** Opening Given records block **

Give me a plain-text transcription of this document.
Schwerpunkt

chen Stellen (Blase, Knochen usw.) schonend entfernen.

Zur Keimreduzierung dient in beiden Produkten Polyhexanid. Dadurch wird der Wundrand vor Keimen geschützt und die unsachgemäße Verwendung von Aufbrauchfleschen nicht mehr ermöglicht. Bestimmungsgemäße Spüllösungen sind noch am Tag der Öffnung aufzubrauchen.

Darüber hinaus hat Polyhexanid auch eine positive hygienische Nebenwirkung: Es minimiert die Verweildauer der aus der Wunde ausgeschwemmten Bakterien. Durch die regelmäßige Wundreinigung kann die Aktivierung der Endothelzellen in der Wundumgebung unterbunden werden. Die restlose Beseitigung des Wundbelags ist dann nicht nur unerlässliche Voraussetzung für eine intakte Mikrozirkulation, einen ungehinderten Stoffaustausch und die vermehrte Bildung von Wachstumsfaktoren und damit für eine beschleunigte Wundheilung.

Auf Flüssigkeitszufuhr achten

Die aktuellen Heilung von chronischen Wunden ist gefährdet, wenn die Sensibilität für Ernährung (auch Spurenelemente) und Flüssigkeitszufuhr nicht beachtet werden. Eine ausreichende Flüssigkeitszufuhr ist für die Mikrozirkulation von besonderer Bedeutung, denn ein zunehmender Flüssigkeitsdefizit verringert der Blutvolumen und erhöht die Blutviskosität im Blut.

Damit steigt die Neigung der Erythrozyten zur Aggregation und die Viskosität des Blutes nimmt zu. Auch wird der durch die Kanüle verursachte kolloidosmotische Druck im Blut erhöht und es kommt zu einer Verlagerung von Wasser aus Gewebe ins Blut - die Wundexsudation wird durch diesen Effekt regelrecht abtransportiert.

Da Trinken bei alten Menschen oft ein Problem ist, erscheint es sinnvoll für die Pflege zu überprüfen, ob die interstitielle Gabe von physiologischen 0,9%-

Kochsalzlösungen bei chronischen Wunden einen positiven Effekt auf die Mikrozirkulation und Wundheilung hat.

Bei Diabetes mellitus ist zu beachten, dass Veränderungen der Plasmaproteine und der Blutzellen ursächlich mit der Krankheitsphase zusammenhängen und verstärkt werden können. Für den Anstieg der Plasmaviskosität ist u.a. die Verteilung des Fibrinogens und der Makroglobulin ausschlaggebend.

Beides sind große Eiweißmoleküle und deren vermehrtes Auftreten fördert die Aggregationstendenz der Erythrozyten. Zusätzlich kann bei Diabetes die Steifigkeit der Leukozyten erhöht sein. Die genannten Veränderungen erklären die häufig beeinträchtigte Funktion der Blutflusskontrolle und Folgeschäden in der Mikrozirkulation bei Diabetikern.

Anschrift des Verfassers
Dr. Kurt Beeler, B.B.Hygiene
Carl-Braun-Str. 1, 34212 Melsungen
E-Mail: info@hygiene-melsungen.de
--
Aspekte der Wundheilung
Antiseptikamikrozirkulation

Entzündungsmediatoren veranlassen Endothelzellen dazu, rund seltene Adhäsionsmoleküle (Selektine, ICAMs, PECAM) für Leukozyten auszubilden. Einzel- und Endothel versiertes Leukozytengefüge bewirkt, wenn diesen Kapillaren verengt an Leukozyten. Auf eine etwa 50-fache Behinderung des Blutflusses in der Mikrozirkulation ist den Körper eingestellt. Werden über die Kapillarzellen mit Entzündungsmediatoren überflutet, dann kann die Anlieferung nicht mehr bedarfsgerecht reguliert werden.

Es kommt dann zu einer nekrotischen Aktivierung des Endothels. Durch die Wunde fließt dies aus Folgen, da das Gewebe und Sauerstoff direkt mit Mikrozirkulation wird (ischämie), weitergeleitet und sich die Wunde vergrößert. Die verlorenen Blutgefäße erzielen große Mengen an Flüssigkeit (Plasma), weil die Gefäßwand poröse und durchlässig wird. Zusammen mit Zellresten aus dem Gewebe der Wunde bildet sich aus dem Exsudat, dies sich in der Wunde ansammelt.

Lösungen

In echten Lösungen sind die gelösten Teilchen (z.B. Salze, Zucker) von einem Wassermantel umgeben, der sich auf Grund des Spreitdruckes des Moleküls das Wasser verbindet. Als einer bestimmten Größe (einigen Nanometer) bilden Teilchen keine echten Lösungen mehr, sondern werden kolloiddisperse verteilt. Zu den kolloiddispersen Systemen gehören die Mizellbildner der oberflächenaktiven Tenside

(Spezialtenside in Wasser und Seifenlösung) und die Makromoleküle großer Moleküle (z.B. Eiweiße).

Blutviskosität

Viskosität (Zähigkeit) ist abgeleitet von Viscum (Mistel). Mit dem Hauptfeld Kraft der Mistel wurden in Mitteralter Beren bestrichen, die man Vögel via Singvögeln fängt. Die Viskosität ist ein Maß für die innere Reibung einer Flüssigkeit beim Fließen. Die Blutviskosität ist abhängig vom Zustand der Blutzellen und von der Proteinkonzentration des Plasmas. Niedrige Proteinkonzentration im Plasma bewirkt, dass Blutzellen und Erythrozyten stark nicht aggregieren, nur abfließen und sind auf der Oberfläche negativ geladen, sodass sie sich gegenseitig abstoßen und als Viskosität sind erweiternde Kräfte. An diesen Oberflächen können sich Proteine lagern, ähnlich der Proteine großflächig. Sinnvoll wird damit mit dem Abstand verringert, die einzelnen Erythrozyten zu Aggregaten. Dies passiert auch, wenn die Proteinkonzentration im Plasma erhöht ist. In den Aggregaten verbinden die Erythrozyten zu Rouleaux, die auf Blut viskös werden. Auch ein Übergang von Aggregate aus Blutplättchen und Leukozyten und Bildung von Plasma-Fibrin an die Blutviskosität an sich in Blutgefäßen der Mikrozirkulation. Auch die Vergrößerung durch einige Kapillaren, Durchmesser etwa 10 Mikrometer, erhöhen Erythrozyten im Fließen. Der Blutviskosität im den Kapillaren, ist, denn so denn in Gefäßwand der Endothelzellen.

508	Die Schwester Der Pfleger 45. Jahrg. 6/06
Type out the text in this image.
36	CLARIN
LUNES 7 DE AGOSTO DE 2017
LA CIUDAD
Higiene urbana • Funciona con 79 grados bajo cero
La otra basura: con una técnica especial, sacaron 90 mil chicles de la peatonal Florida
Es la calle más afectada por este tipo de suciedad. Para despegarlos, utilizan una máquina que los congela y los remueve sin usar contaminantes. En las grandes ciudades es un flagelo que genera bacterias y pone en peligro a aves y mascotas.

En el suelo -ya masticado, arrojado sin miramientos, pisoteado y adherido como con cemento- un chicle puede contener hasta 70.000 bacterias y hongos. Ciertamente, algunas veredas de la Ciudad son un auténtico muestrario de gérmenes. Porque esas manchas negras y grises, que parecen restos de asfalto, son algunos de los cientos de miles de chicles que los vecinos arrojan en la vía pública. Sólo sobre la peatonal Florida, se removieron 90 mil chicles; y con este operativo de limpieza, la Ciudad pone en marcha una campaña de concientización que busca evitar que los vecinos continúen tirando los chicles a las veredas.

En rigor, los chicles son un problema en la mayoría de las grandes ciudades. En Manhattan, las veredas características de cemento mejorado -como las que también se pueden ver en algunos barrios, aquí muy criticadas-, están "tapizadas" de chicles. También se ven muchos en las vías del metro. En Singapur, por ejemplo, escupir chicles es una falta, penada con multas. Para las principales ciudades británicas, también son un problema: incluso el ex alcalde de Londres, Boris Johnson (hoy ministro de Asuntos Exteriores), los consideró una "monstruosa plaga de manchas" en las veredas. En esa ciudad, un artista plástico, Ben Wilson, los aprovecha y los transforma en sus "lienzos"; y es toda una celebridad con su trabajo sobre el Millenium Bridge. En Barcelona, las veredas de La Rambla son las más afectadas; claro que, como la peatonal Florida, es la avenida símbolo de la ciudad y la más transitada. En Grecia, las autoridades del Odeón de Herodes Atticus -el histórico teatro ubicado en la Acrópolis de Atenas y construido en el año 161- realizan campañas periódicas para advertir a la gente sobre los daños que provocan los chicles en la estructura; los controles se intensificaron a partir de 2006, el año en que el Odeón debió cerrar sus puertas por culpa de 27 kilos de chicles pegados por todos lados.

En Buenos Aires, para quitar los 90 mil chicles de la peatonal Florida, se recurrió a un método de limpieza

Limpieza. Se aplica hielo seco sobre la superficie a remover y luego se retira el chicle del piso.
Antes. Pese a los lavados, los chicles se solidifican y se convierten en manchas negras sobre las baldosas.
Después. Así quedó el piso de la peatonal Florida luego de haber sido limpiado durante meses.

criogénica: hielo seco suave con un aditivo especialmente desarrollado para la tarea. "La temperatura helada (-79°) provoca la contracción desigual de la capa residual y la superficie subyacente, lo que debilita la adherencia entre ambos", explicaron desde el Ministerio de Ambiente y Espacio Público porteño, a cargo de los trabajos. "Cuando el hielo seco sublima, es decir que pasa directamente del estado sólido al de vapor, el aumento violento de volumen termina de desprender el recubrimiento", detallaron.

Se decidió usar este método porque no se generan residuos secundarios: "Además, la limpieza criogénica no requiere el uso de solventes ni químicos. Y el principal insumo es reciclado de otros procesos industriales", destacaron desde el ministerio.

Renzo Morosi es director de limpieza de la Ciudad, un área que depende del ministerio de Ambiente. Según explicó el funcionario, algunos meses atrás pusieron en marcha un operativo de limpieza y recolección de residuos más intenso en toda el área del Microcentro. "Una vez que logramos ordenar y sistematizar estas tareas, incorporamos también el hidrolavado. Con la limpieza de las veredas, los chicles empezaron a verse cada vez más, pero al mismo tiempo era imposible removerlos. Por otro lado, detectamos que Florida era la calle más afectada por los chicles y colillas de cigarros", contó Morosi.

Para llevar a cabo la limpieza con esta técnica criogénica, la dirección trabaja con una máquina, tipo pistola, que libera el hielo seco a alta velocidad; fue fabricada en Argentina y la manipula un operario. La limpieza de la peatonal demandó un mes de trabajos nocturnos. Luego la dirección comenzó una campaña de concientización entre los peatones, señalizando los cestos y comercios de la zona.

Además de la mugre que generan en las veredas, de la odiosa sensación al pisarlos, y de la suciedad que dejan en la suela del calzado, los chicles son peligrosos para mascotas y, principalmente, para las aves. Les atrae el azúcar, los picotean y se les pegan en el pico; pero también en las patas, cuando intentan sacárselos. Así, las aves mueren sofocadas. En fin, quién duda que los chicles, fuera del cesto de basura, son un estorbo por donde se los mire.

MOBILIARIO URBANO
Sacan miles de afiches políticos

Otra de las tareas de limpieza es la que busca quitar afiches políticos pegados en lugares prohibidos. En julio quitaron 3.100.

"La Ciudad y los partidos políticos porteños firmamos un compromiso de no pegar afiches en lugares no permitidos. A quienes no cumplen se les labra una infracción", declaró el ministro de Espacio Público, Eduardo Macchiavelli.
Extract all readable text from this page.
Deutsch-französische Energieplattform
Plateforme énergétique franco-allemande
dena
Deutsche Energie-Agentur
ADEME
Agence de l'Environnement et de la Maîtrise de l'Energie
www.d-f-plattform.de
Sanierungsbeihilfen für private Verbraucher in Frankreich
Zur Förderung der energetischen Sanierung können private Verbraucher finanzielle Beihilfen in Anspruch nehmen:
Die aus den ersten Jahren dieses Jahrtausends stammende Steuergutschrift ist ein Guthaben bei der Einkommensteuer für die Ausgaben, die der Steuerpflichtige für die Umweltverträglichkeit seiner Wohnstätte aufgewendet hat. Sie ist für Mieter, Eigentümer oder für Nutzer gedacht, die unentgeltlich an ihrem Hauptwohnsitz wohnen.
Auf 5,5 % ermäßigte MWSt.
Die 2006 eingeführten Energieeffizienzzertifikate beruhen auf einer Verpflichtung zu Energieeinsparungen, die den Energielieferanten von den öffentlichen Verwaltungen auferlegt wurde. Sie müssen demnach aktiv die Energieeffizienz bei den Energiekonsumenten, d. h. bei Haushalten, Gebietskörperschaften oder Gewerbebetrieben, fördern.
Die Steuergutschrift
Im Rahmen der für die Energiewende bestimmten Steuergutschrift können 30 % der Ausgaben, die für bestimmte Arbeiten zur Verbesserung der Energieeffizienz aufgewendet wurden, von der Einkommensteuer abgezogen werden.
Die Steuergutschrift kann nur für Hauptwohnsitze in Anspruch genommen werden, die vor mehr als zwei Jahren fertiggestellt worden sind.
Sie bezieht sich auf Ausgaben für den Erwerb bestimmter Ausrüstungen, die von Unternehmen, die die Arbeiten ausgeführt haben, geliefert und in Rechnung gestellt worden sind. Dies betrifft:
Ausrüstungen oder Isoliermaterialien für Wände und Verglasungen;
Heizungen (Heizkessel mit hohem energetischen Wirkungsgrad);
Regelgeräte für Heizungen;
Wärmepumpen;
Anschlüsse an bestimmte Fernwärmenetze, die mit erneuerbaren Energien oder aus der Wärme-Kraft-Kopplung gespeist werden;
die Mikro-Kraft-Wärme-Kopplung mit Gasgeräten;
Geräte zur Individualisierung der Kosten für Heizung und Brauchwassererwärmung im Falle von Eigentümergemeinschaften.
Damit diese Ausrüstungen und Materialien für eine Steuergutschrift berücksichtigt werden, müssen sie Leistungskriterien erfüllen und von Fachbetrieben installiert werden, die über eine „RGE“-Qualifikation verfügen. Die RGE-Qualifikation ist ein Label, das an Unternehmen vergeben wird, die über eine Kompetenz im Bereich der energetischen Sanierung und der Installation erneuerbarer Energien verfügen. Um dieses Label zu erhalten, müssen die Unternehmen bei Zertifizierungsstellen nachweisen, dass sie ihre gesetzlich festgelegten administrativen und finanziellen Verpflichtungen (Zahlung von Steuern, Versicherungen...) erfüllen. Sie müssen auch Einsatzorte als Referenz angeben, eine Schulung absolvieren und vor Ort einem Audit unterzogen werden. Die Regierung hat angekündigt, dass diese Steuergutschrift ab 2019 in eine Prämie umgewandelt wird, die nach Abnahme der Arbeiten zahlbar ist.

** Closing Given records block **

To do — Copy task for the entries above: every line with the string "políticos".

Reply to the task —
Sacan miles de afiches políticos
Otra de las tareas de limpieza es la que busca quitar afiches políticos pegados en lugares prohibidos. En julio quitaron 3.100.
"La Ciudad y los partidos políticos porteños firmamos un compromiso de no pegar afiches en lugares no permitidos. A quienes no cumplen se les labra una infracción", declaró el ministro de Espacio Público, Eduardo Macchiavelli.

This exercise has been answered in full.